**Instructions to follow:** Below are some records; repeat them all exactly, minus the pictures.

**Items listed in a dataset:**
■ ■ ■ ■
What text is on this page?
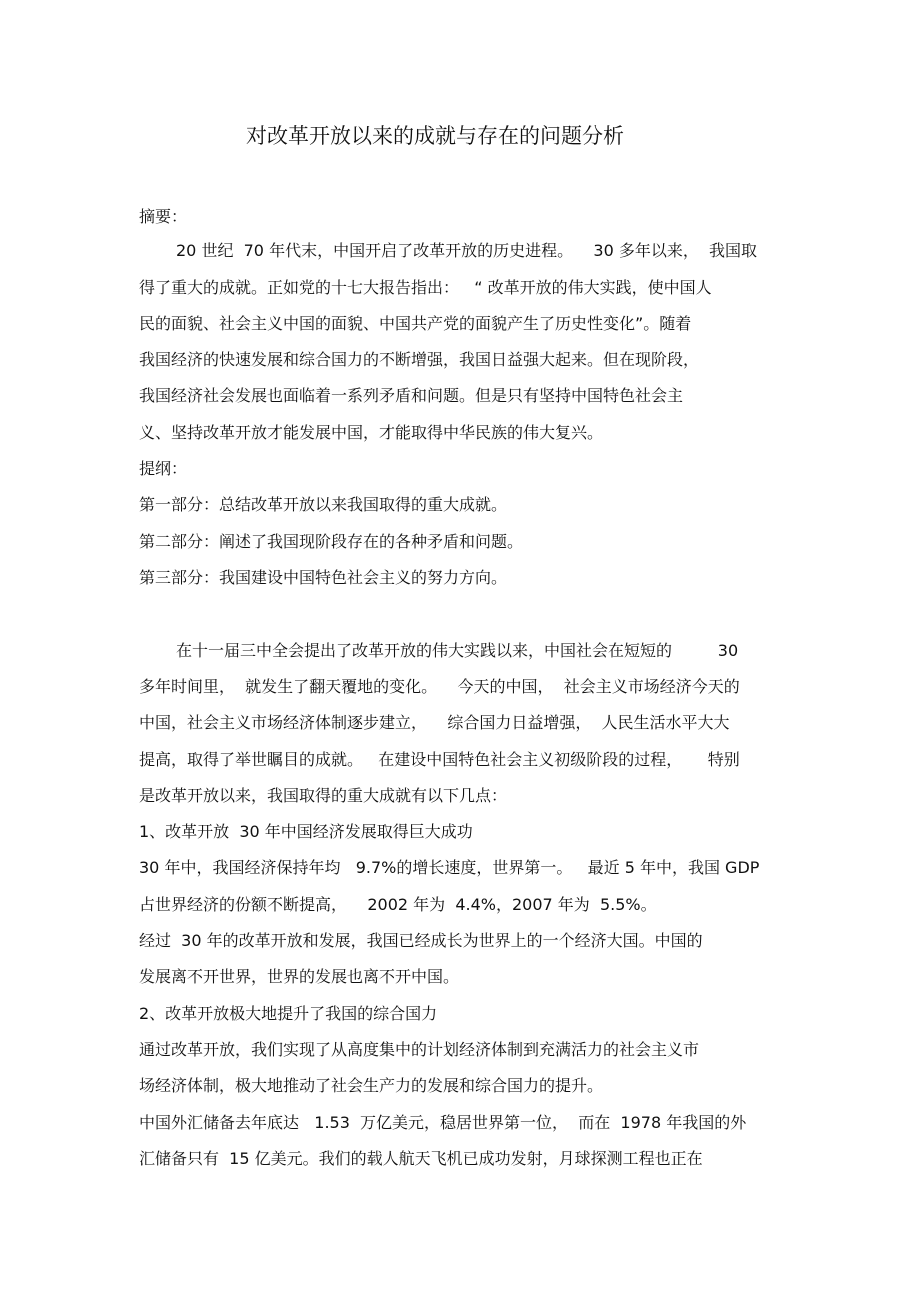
对改革开放以来的成就与存在的问题分析
摘要：
20 世纪  70 年代末，中国开启了改革开放的历史进程。    30 多年以来，  我国取
得了重大的成就。正如党的十七大报告指出：   “ 改革开放的伟大实践，使中国人
民的面貌、社会主义中国的面貌、中国共产党的面貌产生了历史性变化”。随着
我国经济的快速发展和综合国力的不断增强，我国日益强大起来。但在现阶段，
我国经济社会发展也面临着一系列矛盾和问题。但是只有坚持中国特色社会主
义、坚持改革开放才能发展中国，才能取得中华民族的伟大复兴。
提纲：
第一部分：总结改革开放以来我国取得的重大成就。
第二部分：阐述了我国现阶段存在的各种矛盾和问题。
第三部分：我国建设中国特色社会主义的努力方向。
在十一届三中全会提出了改革开放的伟大实践以来，中国社会在短短的         30
多年时间里，  就发生了翻天覆地的变化。    今天的中国，  社会主义市场经济今天的
中国，社会主义市场经济体制逐步建立，    综合国力日益增强，  人民生活水平大大
提高，取得了举世瞩目的成就。   在建设中国特色社会主义初级阶段的过程，     特别
是改革开放以来，我国取得的重大成就有以下几点：
1、改革开放  30 年中国经济发展取得巨大成功
30 年中，我国经济保持年均   9.7%的增长速度，世界第一。   最近 5 年中，我国 GDP
占世界经济的份额不断提高，    2002 年为  4.4%，2007 年为  5.5%。
经过  30 年的改革开放和发展，我国已经成长为世界上的一个经济大国。中国的
发展离不开世界，世界的发展也离不开中国。
2、改革开放极大地提升了我国的综合国力
通过改革开放，我们实现了从高度集中的计划经济体制到充满活力的社会主义市
场经济体制，极大地推动了社会生产力的发展和综合国力的提升。
中国外汇储备去年底达   1.53  万亿美元，稳居世界第一位，  而在  1978 年我国的外
汇储备只有  15 亿美元。我们的载人航天飞机已成功发射，月球探测工程也正在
■ ■ ■ ■
**Answer for this exercise:**
What text is on this page?
对改革开放以来的成就与存在的问题分析
摘要：
20 世纪  70 年代末，中国开启了改革开放的历史进程。    30 多年以来，  我国取
得了重大的成就。正如党的十七大报告指出：   “ 改革开放的伟大实践，使中国人
民的面貌、社会主义中国的面貌、中国共产党的面貌产生了历史性变化”。随着
我国经济的快速发展和综合国力的不断增强，我国日益强大起来。但在现阶段，
我国经济社会发展也面临着一系列矛盾和问题。但是只有坚持中国特色社会主
义、坚持改革开放才能发展中国，才能取得中华民族的伟大复兴。
提纲：
第一部分：总结改革开放以来我国取得的重大成就。
第二部分：阐述了我国现阶段存在的各种矛盾和问题。
第三部分：我国建设中国特色社会主义的努力方向。
在十一届三中全会提出了改革开放的伟大实践以来，中国社会在短短的         30
多年时间里，  就发生了翻天覆地的变化。    今天的中国，  社会主义市场经济今天的
中国，社会主义市场经济体制逐步建立，    综合国力日益增强，  人民生活水平大大
提高，取得了举世瞩目的成就。   在建设中国特色社会主义初级阶段的过程，     特别
是改革开放以来，我国取得的重大成就有以下几点：
1、改革开放  30 年中国经济发展取得巨大成功
30 年中，我国经济保持年均   9.7%的增长速度，世界第一。   最近 5 年中，我国 GDP
占世界经济的份额不断提高，    2002 年为  4.4%，2007 年为  5.5%。
经过  30 年的改革开放和发展，我国已经成长为世界上的一个经济大国。中国的
发展离不开世界，世界的发展也离不开中国。
2、改革开放极大地提升了我国的综合国力
通过改革开放，我们实现了从高度集中的计划经济体制到充满活力的社会主义市
场经济体制，极大地推动了社会生产力的发展和综合国力的提升。
中国外汇储备去年底达   1.53  万亿美元，稳居世界第一位，  而在  1978 年我国的外
汇储备只有  15 亿美元。我们的载人航天飞机已成功发射，月球探测工程也正在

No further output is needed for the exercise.